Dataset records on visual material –
● ● ● ● ●
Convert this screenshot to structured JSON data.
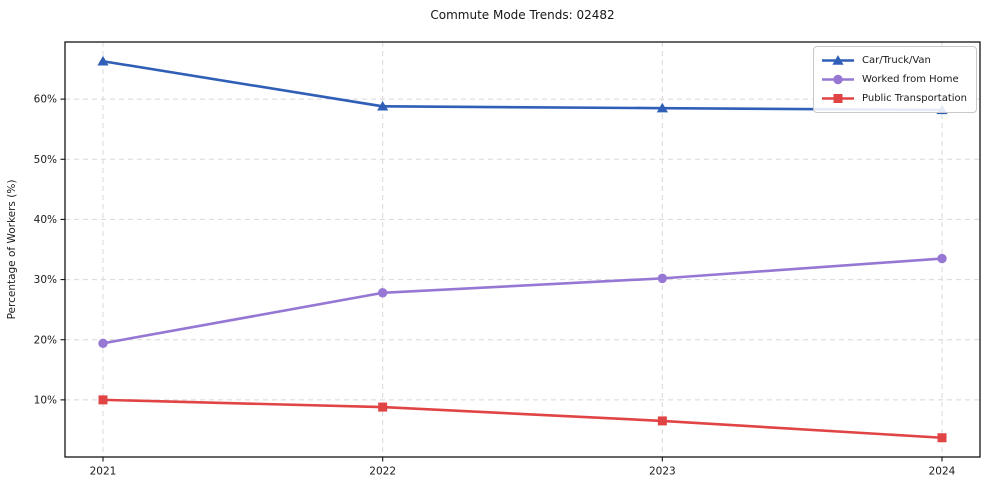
{
  "chart_data": {
    "type": "line",
    "title": "Commute Mode Trends: 02482",
    "xlabel": "",
    "ylabel": "Percentage of Workers (%)",
    "categories": [
      "2021",
      "2022",
      "2023",
      "2024"
    ],
    "series": [
      {
        "name": "Car/Truck/Van",
        "color": "#2f5fb6",
        "marker": "triangle",
        "values": [
          66.3,
          58.8,
          58.5,
          58.2
        ]
      },
      {
        "name": "Worked from Home",
        "color": "#9678d4",
        "marker": "circle",
        "values": [
          19.4,
          27.8,
          30.2,
          33.5
        ]
      },
      {
        "name": "Public Transportation",
        "color": "#e04444",
        "marker": "square",
        "values": [
          10.0,
          8.8,
          6.5,
          3.7
        ]
      }
    ],
    "yticks": [
      10,
      20,
      30,
      40,
      50,
      60
    ],
    "ytick_labels": [
      "10%",
      "20%",
      "30%",
      "40%",
      "50%",
      "60%"
    ],
    "ylim": [
      0.5,
      69.5
    ],
    "grid": true,
    "grid_style": "dashed",
    "legend_position": "upper right"
  }
}
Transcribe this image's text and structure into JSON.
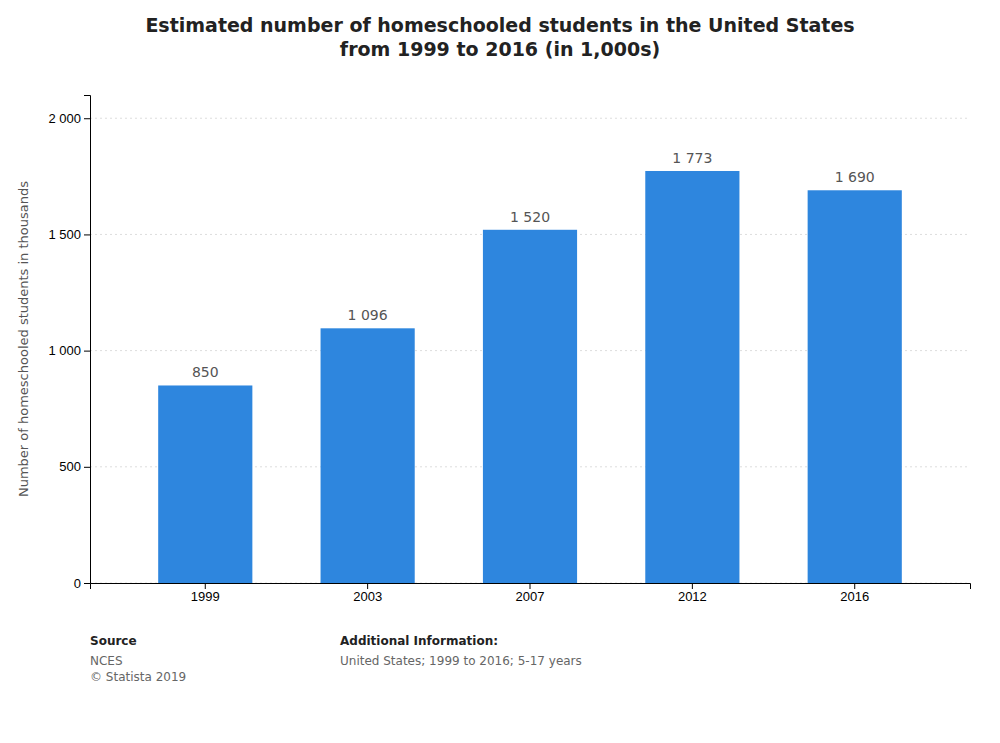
{
  "chart_data": {
    "type": "bar",
    "title": "Estimated number of homeschooled students in the United States\nfrom 1999 to 2016 (in 1,000s)",
    "y_label": "Number of homeschooled students in thousands",
    "categories": [
      "1999",
      "2003",
      "2007",
      "2012",
      "2016"
    ],
    "values": [
      850,
      1096,
      1520,
      1773,
      1690
    ],
    "value_labels": [
      "850",
      "1 096",
      "1 520",
      "1 773",
      "1 690"
    ],
    "data_labels": true,
    "color": "#2e86de",
    "ylim": [
      0,
      2100
    ],
    "yticks": [
      0,
      500,
      {
        "value": 1000,
        "label": "1 000"
      },
      {
        "value": 1500,
        "label": "1 500"
      },
      {
        "value": 2000,
        "label": "2 000"
      }
    ],
    "grid": true,
    "annotations": [
      "Source",
      "NCES\n© Statista 2019",
      "Additional Information:",
      "United States; 1999 to 2016; 5-17 years"
    ]
  }
}
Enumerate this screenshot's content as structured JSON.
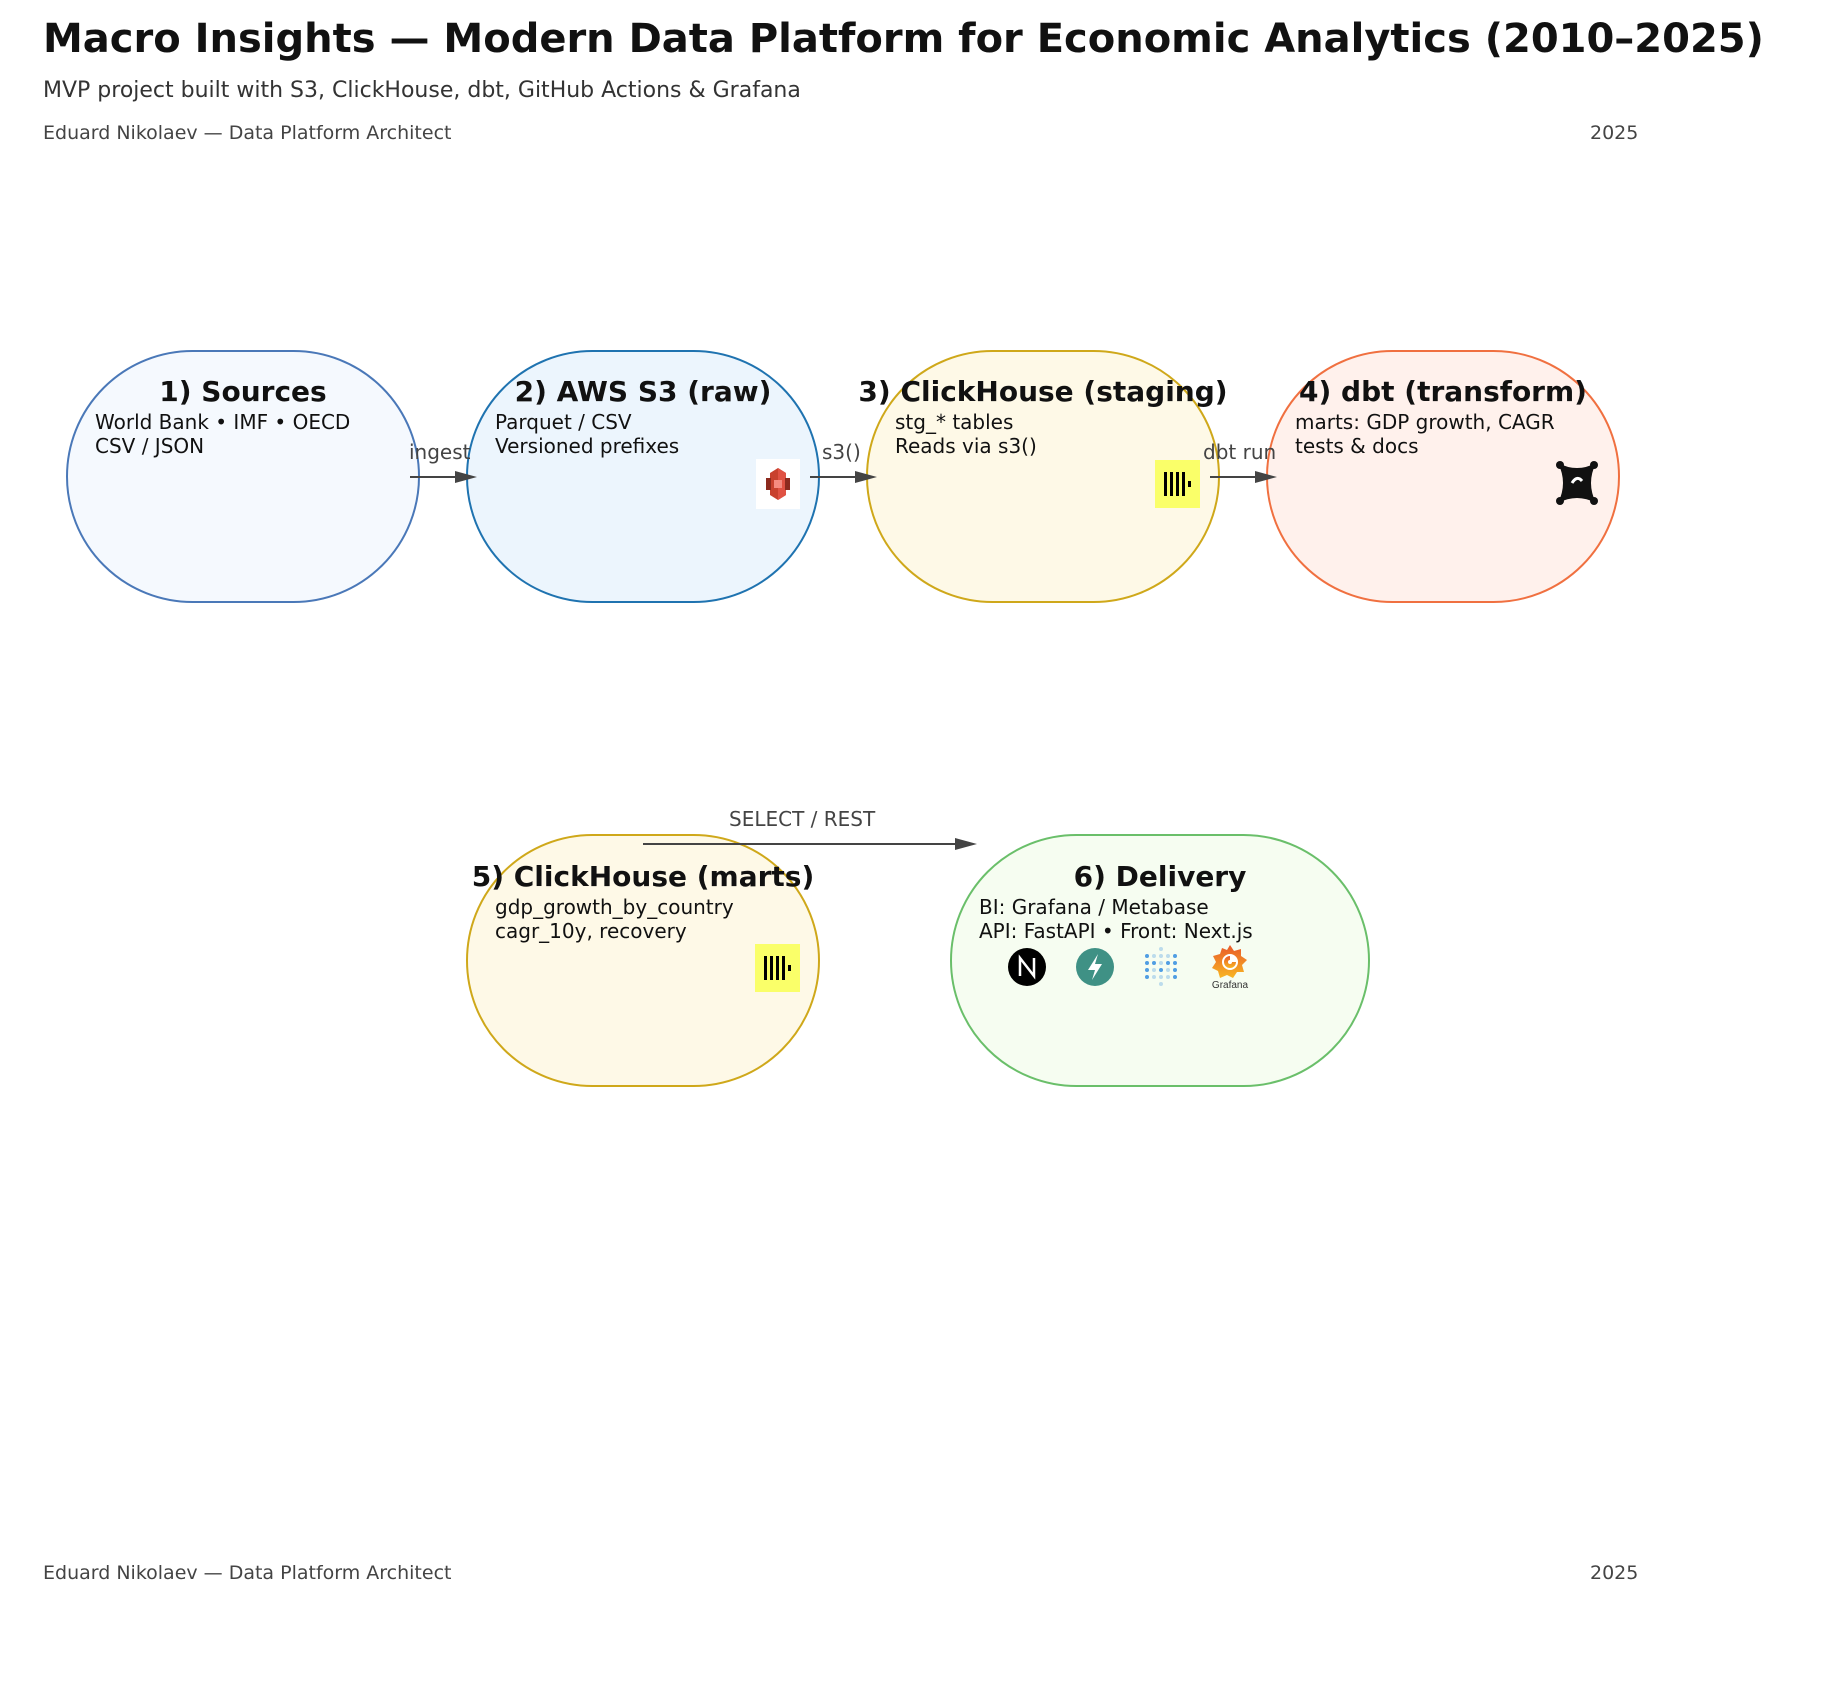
{
  "header": {
    "title": "Macro Insights — Modern Data Platform for Economic Analytics (2010–2025)",
    "subtitle": "MVP project built with S3, ClickHouse, dbt, GitHub Actions & Grafana",
    "author": "Eduard Nikolaev — Data Platform Architect",
    "year": "2025"
  },
  "footer": {
    "author": "Eduard Nikolaev — Data Platform Architect",
    "year": "2025"
  },
  "nodes": [
    {
      "title": "1) Sources",
      "lines": [
        "World Bank • IMF • OECD",
        "CSV / JSON"
      ],
      "fill": "#f5f9fe",
      "stroke": "#4a78b8"
    },
    {
      "title": "2) AWS S3 (raw)",
      "lines": [
        "Parquet / CSV",
        "Versioned prefixes"
      ],
      "fill": "#ecf5fd",
      "stroke": "#1f73b0",
      "icon": "aws-s3-icon"
    },
    {
      "title": "3) ClickHouse (staging)",
      "lines": [
        "stg_* tables",
        "Reads via s3()"
      ],
      "fill": "#fef9e7",
      "stroke": "#cfa81a",
      "icon": "clickhouse-icon"
    },
    {
      "title": "4) dbt (transform)",
      "lines": [
        "marts: GDP growth, CAGR",
        "tests & docs"
      ],
      "fill": "#fff1ec",
      "stroke": "#f07040",
      "icon": "dbt-icon"
    },
    {
      "title": "5) ClickHouse (marts)",
      "lines": [
        "gdp_growth_by_country",
        "cagr_10y, recovery"
      ],
      "fill": "#fef9e7",
      "stroke": "#cfa81a",
      "icon": "clickhouse-icon"
    },
    {
      "title": "6) Delivery",
      "lines": [
        "BI: Grafana / Metabase",
        "API: FastAPI • Front: Next.js"
      ],
      "fill": "#f6fdf1",
      "stroke": "#6abf6a",
      "icons": [
        "nextjs-icon",
        "fastapi-icon",
        "metabase-icon",
        "grafana-icon"
      ],
      "grafana_caption": "Grafana"
    }
  ],
  "edges": [
    {
      "label": "ingest",
      "from": "1) Sources",
      "to": "2) AWS S3 (raw)"
    },
    {
      "label": "s3()",
      "from": "2) AWS S3 (raw)",
      "to": "3) ClickHouse (staging)"
    },
    {
      "label": "dbt run",
      "from": "3) ClickHouse (staging)",
      "to": "4) dbt (transform)"
    },
    {
      "label": "SELECT / REST",
      "from": "5) ClickHouse (marts)",
      "to": "6) Delivery"
    }
  ]
}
● ● ● ● ●
Goal of the exercise –
Transcribe the whole listing, character for character, but not its images.

Full output –
Convert this screenshot to structured JSON data.
{
  "chart_data": {
    "type": "line",
    "title": "Commute Mode Trends: 02482",
    "xlabel": "",
    "ylabel": "Percentage of Workers (%)",
    "categories": [
      "2021",
      "2022",
      "2023",
      "2024"
    ],
    "series": [
      {
        "name": "Car/Truck/Van",
        "color": "#2f5fb6",
        "marker": "triangle",
        "values": [
          66.3,
          58.8,
          58.5,
          58.2
        ]
      },
      {
        "name": "Worked from Home",
        "color": "#9678d4",
        "marker": "circle",
        "values": [
          19.4,
          27.8,
          30.2,
          33.5
        ]
      },
      {
        "name": "Public Transportation",
        "color": "#e04444",
        "marker": "square",
        "values": [
          10.0,
          8.8,
          6.5,
          3.7
        ]
      }
    ],
    "yticks": [
      10,
      20,
      30,
      40,
      50,
      60
    ],
    "ytick_labels": [
      "10%",
      "20%",
      "30%",
      "40%",
      "50%",
      "60%"
    ],
    "ylim": [
      0.5,
      69.5
    ],
    "grid": true,
    "grid_style": "dashed",
    "legend_position": "upper right"
  }
}
Transcribe this image's text and structure into JSON.
{
  "chart_data": {
    "type": "bar",
    "title": "Estimated number of homeschooled students in the United States\nfrom 1999 to 2016 (in 1,000s)",
    "y_label": "Number of homeschooled students in thousands",
    "categories": [
      "1999",
      "2003",
      "2007",
      "2012",
      "2016"
    ],
    "values": [
      850,
      1096,
      1520,
      1773,
      1690
    ],
    "value_labels": [
      "850",
      "1 096",
      "1 520",
      "1 773",
      "1 690"
    ],
    "data_labels": true,
    "color": "#2e86de",
    "ylim": [
      0,
      2100
    ],
    "yticks": [
      0,
      500,
      {
        "value": 1000,
        "label": "1 000"
      },
      {
        "value": 1500,
        "label": "1 500"
      },
      {
        "value": 2000,
        "label": "2 000"
      }
    ],
    "grid": true,
    "annotations": [
      "Source",
      "NCES\n© Statista 2019",
      "Additional Information:",
      "United States; 1999 to 2016; 5-17 years"
    ]
  }
}
Enumerate this screenshot's content as structured JSON.
{
  "header": {
    "title": "Macro Insights — Modern Data Platform for Economic Analytics (2010–2025)",
    "subtitle": "MVP project built with S3, ClickHouse, dbt, GitHub Actions & Grafana",
    "author": "Eduard Nikolaev — Data Platform Architect",
    "year": "2025"
  },
  "footer": {
    "author": "Eduard Nikolaev — Data Platform Architect",
    "year": "2025"
  },
  "nodes": [
    {
      "title": "1) Sources",
      "lines": [
        "World Bank • IMF • OECD",
        "CSV / JSON"
      ],
      "fill": "#f5f9fe",
      "stroke": "#4a78b8"
    },
    {
      "title": "2) AWS S3 (raw)",
      "lines": [
        "Parquet / CSV",
        "Versioned prefixes"
      ],
      "fill": "#ecf5fd",
      "stroke": "#1f73b0",
      "icon": "aws-s3-icon"
    },
    {
      "title": "3) ClickHouse (staging)",
      "lines": [
        "stg_* tables",
        "Reads via s3()"
      ],
      "fill": "#fef9e7",
      "stroke": "#cfa81a",
      "icon": "clickhouse-icon"
    },
    {
      "title": "4) dbt (transform)",
      "lines": [
        "marts: GDP growth, CAGR",
        "tests & docs"
      ],
      "fill": "#fff1ec",
      "stroke": "#f07040",
      "icon": "dbt-icon"
    },
    {
      "title": "5) ClickHouse (marts)",
      "lines": [
        "gdp_growth_by_country",
        "cagr_10y, recovery"
      ],
      "fill": "#fef9e7",
      "stroke": "#cfa81a",
      "icon": "clickhouse-icon"
    },
    {
      "title": "6) Delivery",
      "lines": [
        "BI: Grafana / Metabase",
        "API: FastAPI • Front: Next.js"
      ],
      "fill": "#f6fdf1",
      "stroke": "#6abf6a",
      "icons": [
        "nextjs-icon",
        "fastapi-icon",
        "metabase-icon",
        "grafana-icon"
      ],
      "grafana_caption": "Grafana"
    }
  ],
  "edges": [
    {
      "label": "ingest",
      "from": "1) Sources",
      "to": "2) AWS S3 (raw)"
    },
    {
      "label": "s3()",
      "from": "2) AWS S3 (raw)",
      "to": "3) ClickHouse (staging)"
    },
    {
      "label": "dbt run",
      "from": "3) ClickHouse (staging)",
      "to": "4) dbt (transform)"
    },
    {
      "label": "SELECT / REST",
      "from": "5) ClickHouse (marts)",
      "to": "6) Delivery"
    }
  ]
}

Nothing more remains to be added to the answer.